Copy every line that holds "image".

::: MATERIAL SUPPLIED

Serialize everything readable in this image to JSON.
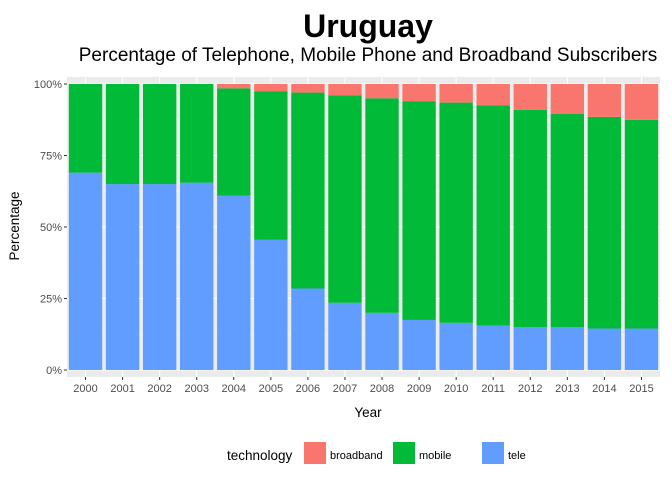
{
  "chart_data": {
    "type": "bar",
    "stacked": true,
    "title": "Uruguay",
    "subtitle": "Percentage of Telephone, Mobile Phone and Broadband Subscribers",
    "xlabel": "Year",
    "ylabel": "Percentage",
    "ylim": [
      0,
      1
    ],
    "yticks": [
      {
        "value": 0,
        "label": "0%"
      },
      {
        "value": 0.25,
        "label": "25%"
      },
      {
        "value": 0.5,
        "label": "50%"
      },
      {
        "value": 0.75,
        "label": "75%"
      },
      {
        "value": 1,
        "label": "100%"
      }
    ],
    "categories": [
      "2000",
      "2001",
      "2002",
      "2003",
      "2004",
      "2005",
      "2006",
      "2007",
      "2008",
      "2009",
      "2010",
      "2011",
      "2012",
      "2013",
      "2014",
      "2015"
    ],
    "series": [
      {
        "name": "tele",
        "color": "#619CFF",
        "values": [
          0.69,
          0.65,
          0.65,
          0.655,
          0.61,
          0.455,
          0.285,
          0.235,
          0.2,
          0.175,
          0.165,
          0.155,
          0.15,
          0.15,
          0.145,
          0.145
        ]
      },
      {
        "name": "mobile",
        "color": "#00BA38",
        "values": [
          0.31,
          0.35,
          0.35,
          0.345,
          0.375,
          0.52,
          0.685,
          0.725,
          0.75,
          0.765,
          0.77,
          0.77,
          0.76,
          0.745,
          0.74,
          0.73
        ]
      },
      {
        "name": "broadband",
        "color": "#F8766D",
        "values": [
          0.0,
          0.0,
          0.0,
          0.0,
          0.015,
          0.025,
          0.03,
          0.04,
          0.05,
          0.06,
          0.065,
          0.075,
          0.09,
          0.105,
          0.115,
          0.125
        ]
      }
    ],
    "grid": true,
    "panel_background": "#EBEBEB",
    "legend": {
      "title": "technology",
      "position": "bottom",
      "items": [
        {
          "label": "broadband",
          "color": "#F8766D"
        },
        {
          "label": "mobile",
          "color": "#00BA38"
        },
        {
          "label": "tele",
          "color": "#619CFF"
        }
      ]
    }
  }
}
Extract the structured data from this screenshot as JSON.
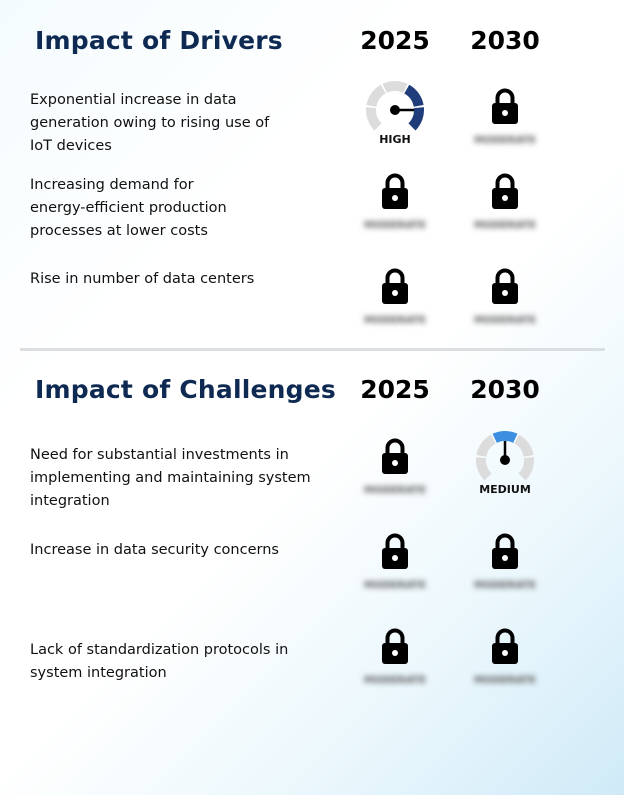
{
  "drivers": {
    "title": "Impact of Drivers",
    "years": [
      "2025",
      "2030"
    ],
    "rows": [
      {
        "text": "Exponential increase in data generation owing to rising use of IoT devices",
        "y2025": {
          "type": "gauge",
          "label": "HIGH",
          "level": "high",
          "color": "#1f3d7a"
        },
        "y2030": {
          "type": "lock",
          "label": "MODERATE"
        }
      },
      {
        "text": "Increasing demand for energy-efficient production processes at lower costs",
        "y2025": {
          "type": "lock",
          "label": "MODERATE"
        },
        "y2030": {
          "type": "lock",
          "label": "MODERATE"
        }
      },
      {
        "text": "Rise in number of data centers",
        "y2025": {
          "type": "lock",
          "label": "MODERATE"
        },
        "y2030": {
          "type": "lock",
          "label": "MODERATE"
        }
      }
    ]
  },
  "challenges": {
    "title": "Impact of Challenges",
    "years": [
      "2025",
      "2030"
    ],
    "rows": [
      {
        "text": "Need for substantial investments in implementing and maintaining system integration",
        "y2025": {
          "type": "lock",
          "label": "MODERATE"
        },
        "y2030": {
          "type": "gauge",
          "label": "MEDIUM",
          "level": "medium",
          "color": "#3b8ee0"
        }
      },
      {
        "text": "Increase in data security concerns",
        "y2025": {
          "type": "lock",
          "label": "MODERATE"
        },
        "y2030": {
          "type": "lock",
          "label": "MODERATE"
        }
      },
      {
        "text": "Lack of standardization protocols in system integration",
        "y2025": {
          "type": "lock",
          "label": "MODERATE"
        },
        "y2030": {
          "type": "lock",
          "label": "MODERATE"
        }
      }
    ]
  },
  "icons": {
    "lock": "lock-icon",
    "gauge": "gauge-icon"
  }
}
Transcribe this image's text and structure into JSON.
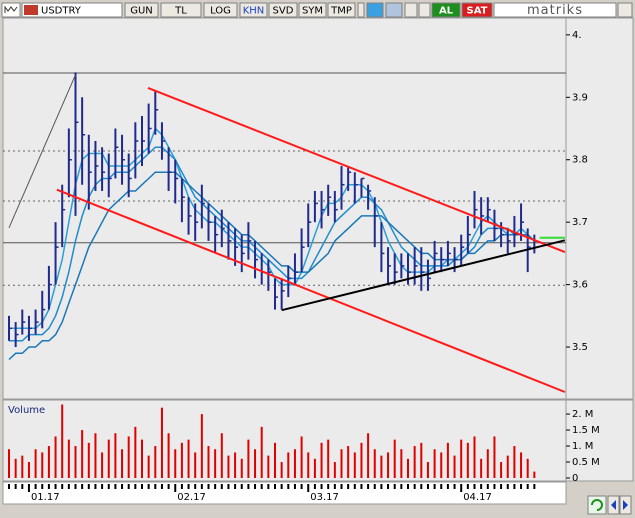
{
  "toolbar": {
    "symbol": "USDTRY",
    "buttons": [
      "GUN",
      "TL",
      "LOG",
      "KHN",
      "SVD",
      "SYM",
      "TMP"
    ],
    "buy": "AL",
    "sell": "SAT",
    "brand": "matriks"
  },
  "chart_data": {
    "type": "ohlc",
    "categories": [
      null,
      null,
      null,
      "01.17",
      null,
      null,
      null,
      null,
      null,
      null,
      null,
      null,
      null,
      null,
      null,
      null,
      null,
      null,
      null,
      null,
      null,
      null,
      null,
      null,
      null,
      "02.17",
      null,
      null,
      null,
      null,
      null,
      null,
      null,
      null,
      null,
      null,
      null,
      null,
      null,
      null,
      null,
      null,
      null,
      null,
      null,
      "03.17",
      null,
      null,
      null,
      null,
      null,
      null,
      null,
      null,
      null,
      null,
      null,
      null,
      null,
      null,
      null,
      null,
      null,
      null,
      null,
      null,
      null,
      null,
      "04.17",
      null,
      null,
      null,
      null,
      null,
      null,
      null,
      null,
      null,
      null,
      null
    ],
    "color": "#1f2a8c",
    "high": [
      3.55,
      3.54,
      3.56,
      3.55,
      3.56,
      3.59,
      3.63,
      3.7,
      3.76,
      3.85,
      3.94,
      3.9,
      3.84,
      3.83,
      3.82,
      3.81,
      3.85,
      3.84,
      3.81,
      3.86,
      3.87,
      3.89,
      3.91,
      3.86,
      3.82,
      3.8,
      3.77,
      3.74,
      3.73,
      3.76,
      3.73,
      3.71,
      3.72,
      3.7,
      3.69,
      3.68,
      3.7,
      3.67,
      3.65,
      3.64,
      3.61,
      3.61,
      3.63,
      3.65,
      3.69,
      3.73,
      3.75,
      3.75,
      3.76,
      3.75,
      3.79,
      3.79,
      3.78,
      3.77,
      3.76,
      3.74,
      3.7,
      3.66,
      3.65,
      3.65,
      3.65,
      3.66,
      3.66,
      3.64,
      3.67,
      3.66,
      3.67,
      3.66,
      3.68,
      3.71,
      3.75,
      3.74,
      3.74,
      3.72,
      3.7,
      3.69,
      3.71,
      3.73,
      3.69,
      3.68
    ],
    "low": [
      3.51,
      3.5,
      3.52,
      3.51,
      3.52,
      3.53,
      3.56,
      3.6,
      3.66,
      3.74,
      3.71,
      3.76,
      3.72,
      3.75,
      3.75,
      3.74,
      3.77,
      3.76,
      3.74,
      3.77,
      3.79,
      3.81,
      3.84,
      3.8,
      3.75,
      3.73,
      3.7,
      3.68,
      3.67,
      3.69,
      3.67,
      3.65,
      3.66,
      3.64,
      3.63,
      3.62,
      3.64,
      3.61,
      3.6,
      3.59,
      3.56,
      3.56,
      3.58,
      3.6,
      3.62,
      3.66,
      3.7,
      3.69,
      3.71,
      3.7,
      3.72,
      3.75,
      3.73,
      3.74,
      3.72,
      3.66,
      3.62,
      3.6,
      3.6,
      3.61,
      3.6,
      3.6,
      3.59,
      3.59,
      3.62,
      3.62,
      3.63,
      3.62,
      3.63,
      3.65,
      3.69,
      3.68,
      3.7,
      3.67,
      3.66,
      3.65,
      3.66,
      3.67,
      3.62,
      3.65
    ],
    "close": [
      3.53,
      3.52,
      3.54,
      3.53,
      3.54,
      3.56,
      3.6,
      3.66,
      3.72,
      3.8,
      3.86,
      3.84,
      3.78,
      3.79,
      3.78,
      3.77,
      3.82,
      3.8,
      3.77,
      3.83,
      3.83,
      3.85,
      3.88,
      3.83,
      3.78,
      3.77,
      3.74,
      3.71,
      3.7,
      3.73,
      3.7,
      3.68,
      3.69,
      3.67,
      3.66,
      3.65,
      3.67,
      3.64,
      3.62,
      3.62,
      3.58,
      3.59,
      3.61,
      3.62,
      3.66,
      3.7,
      3.73,
      3.72,
      3.74,
      3.72,
      3.76,
      3.78,
      3.76,
      3.77,
      3.75,
      3.71,
      3.65,
      3.63,
      3.62,
      3.63,
      3.62,
      3.63,
      3.62,
      3.61,
      3.65,
      3.64,
      3.65,
      3.64,
      3.66,
      3.68,
      3.72,
      3.71,
      3.72,
      3.69,
      3.68,
      3.67,
      3.68,
      3.7,
      3.66,
      3.67
    ],
    "averages": [
      {
        "color": "#2a9fd8",
        "values": [
          3.53,
          3.53,
          3.53,
          3.53,
          3.53,
          3.54,
          3.56,
          3.6,
          3.64,
          3.7,
          3.76,
          3.8,
          3.81,
          3.81,
          3.81,
          3.79,
          3.79,
          3.79,
          3.79,
          3.8,
          3.81,
          3.82,
          3.85,
          3.84,
          3.82,
          3.8,
          3.77,
          3.74,
          3.72,
          3.71,
          3.7,
          3.7,
          3.69,
          3.68,
          3.67,
          3.66,
          3.66,
          3.65,
          3.64,
          3.63,
          3.61,
          3.6,
          3.6,
          3.6,
          3.62,
          3.65,
          3.68,
          3.71,
          3.73,
          3.73,
          3.74,
          3.76,
          3.76,
          3.76,
          3.75,
          3.73,
          3.7,
          3.67,
          3.65,
          3.63,
          3.62,
          3.62,
          3.62,
          3.62,
          3.63,
          3.63,
          3.64,
          3.64,
          3.65,
          3.66,
          3.68,
          3.7,
          3.71,
          3.7,
          3.69,
          3.68,
          3.68,
          3.69,
          3.68,
          3.67
        ]
      },
      {
        "color": "#1f8ccc",
        "values": [
          3.51,
          3.51,
          3.51,
          3.52,
          3.52,
          3.52,
          3.53,
          3.55,
          3.58,
          3.62,
          3.67,
          3.71,
          3.74,
          3.76,
          3.77,
          3.77,
          3.78,
          3.78,
          3.78,
          3.79,
          3.8,
          3.81,
          3.82,
          3.82,
          3.81,
          3.8,
          3.78,
          3.76,
          3.74,
          3.73,
          3.72,
          3.71,
          3.7,
          3.69,
          3.68,
          3.67,
          3.67,
          3.66,
          3.65,
          3.64,
          3.63,
          3.62,
          3.61,
          3.61,
          3.61,
          3.62,
          3.64,
          3.66,
          3.68,
          3.7,
          3.71,
          3.72,
          3.73,
          3.74,
          3.74,
          3.73,
          3.72,
          3.7,
          3.68,
          3.66,
          3.65,
          3.64,
          3.63,
          3.63,
          3.63,
          3.63,
          3.63,
          3.64,
          3.64,
          3.65,
          3.66,
          3.68,
          3.69,
          3.69,
          3.69,
          3.69,
          3.68,
          3.68,
          3.68,
          3.67
        ]
      },
      {
        "color": "#1a78b8",
        "values": [
          3.48,
          3.49,
          3.49,
          3.5,
          3.5,
          3.51,
          3.51,
          3.52,
          3.54,
          3.57,
          3.6,
          3.63,
          3.66,
          3.68,
          3.7,
          3.72,
          3.73,
          3.74,
          3.75,
          3.75,
          3.76,
          3.77,
          3.78,
          3.78,
          3.78,
          3.78,
          3.77,
          3.76,
          3.75,
          3.74,
          3.73,
          3.72,
          3.71,
          3.7,
          3.69,
          3.68,
          3.68,
          3.67,
          3.66,
          3.65,
          3.64,
          3.63,
          3.63,
          3.62,
          3.62,
          3.62,
          3.63,
          3.64,
          3.65,
          3.67,
          3.68,
          3.69,
          3.7,
          3.71,
          3.71,
          3.71,
          3.71,
          3.7,
          3.69,
          3.68,
          3.67,
          3.66,
          3.65,
          3.65,
          3.64,
          3.64,
          3.64,
          3.64,
          3.64,
          3.65,
          3.65,
          3.66,
          3.67,
          3.67,
          3.68,
          3.68,
          3.68,
          3.68,
          3.68,
          3.67
        ]
      }
    ],
    "levels": [
      {
        "value": 3.939,
        "style": "solid"
      },
      {
        "value": 3.667,
        "style": "solid"
      },
      {
        "value": 3.814,
        "style": "dotted"
      },
      {
        "value": 3.734,
        "style": "dotted"
      },
      {
        "value": 3.599,
        "style": "dotted"
      }
    ],
    "trendlines": [
      {
        "color": "#ff1a1a",
        "x": [
          20.9,
          83.6
        ],
        "y": [
          3.915,
          3.652
        ]
      },
      {
        "color": "#ff1a1a",
        "x": [
          7.2,
          83.6
        ],
        "y": [
          3.752,
          3.428
        ]
      },
      {
        "color": "#000000",
        "x": [
          41,
          83.6
        ],
        "y": [
          3.559,
          3.671
        ]
      },
      {
        "color": "#33dd33",
        "x": [
          79.8,
          83.6
        ],
        "y": [
          3.675,
          3.675
        ]
      },
      {
        "color": "#555555",
        "x": [
          0,
          10
        ],
        "y": [
          3.691,
          3.936
        ]
      }
    ],
    "ylim": [
      3.42,
      4.027
    ],
    "yticks": [
      {
        "value": 4,
        "label": "4."
      },
      3.9,
      3.8,
      3.7,
      3.6,
      3.5
    ],
    "volume": {
      "title": "Volume",
      "color": "#e00000",
      "values": [
        0.9,
        0.6,
        0.7,
        0.5,
        0.9,
        0.8,
        1.0,
        1.3,
        2.3,
        1.2,
        1.0,
        1.5,
        1.1,
        1.4,
        0.8,
        1.2,
        1.4,
        0.9,
        1.3,
        1.6,
        1.2,
        0.7,
        1.0,
        2.2,
        1.4,
        0.9,
        1.1,
        1.2,
        0.8,
        2.0,
        1.0,
        0.9,
        1.4,
        0.7,
        0.8,
        0.6,
        1.2,
        0.9,
        1.6,
        0.7,
        1.1,
        0.5,
        0.8,
        0.9,
        1.3,
        0.8,
        0.6,
        1.1,
        1.2,
        0.5,
        0.9,
        1.0,
        0.8,
        1.1,
        1.4,
        0.9,
        0.7,
        0.8,
        1.2,
        0.9,
        0.6,
        1.0,
        1.1,
        0.5,
        0.9,
        0.8,
        1.1,
        0.7,
        1.2,
        1.1,
        1.3,
        0.6,
        0.9,
        1.3,
        0.5,
        0.7,
        1.0,
        0.8,
        0.6,
        0.2
      ],
      "ylim": [
        0,
        2.44
      ],
      "yticks": [
        {
          "value": 2,
          "label": "2. M"
        },
        {
          "value": 1.5,
          "label": "1.5 M"
        },
        {
          "value": 1,
          "label": "1. M"
        },
        {
          "value": 0.5,
          "label": "0.5 M"
        },
        0
      ]
    }
  }
}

::::::

ANSWER TO THIS TASK
Serialize everything readable in this image to JSON.
Transcribe this image's text and structure into JSON.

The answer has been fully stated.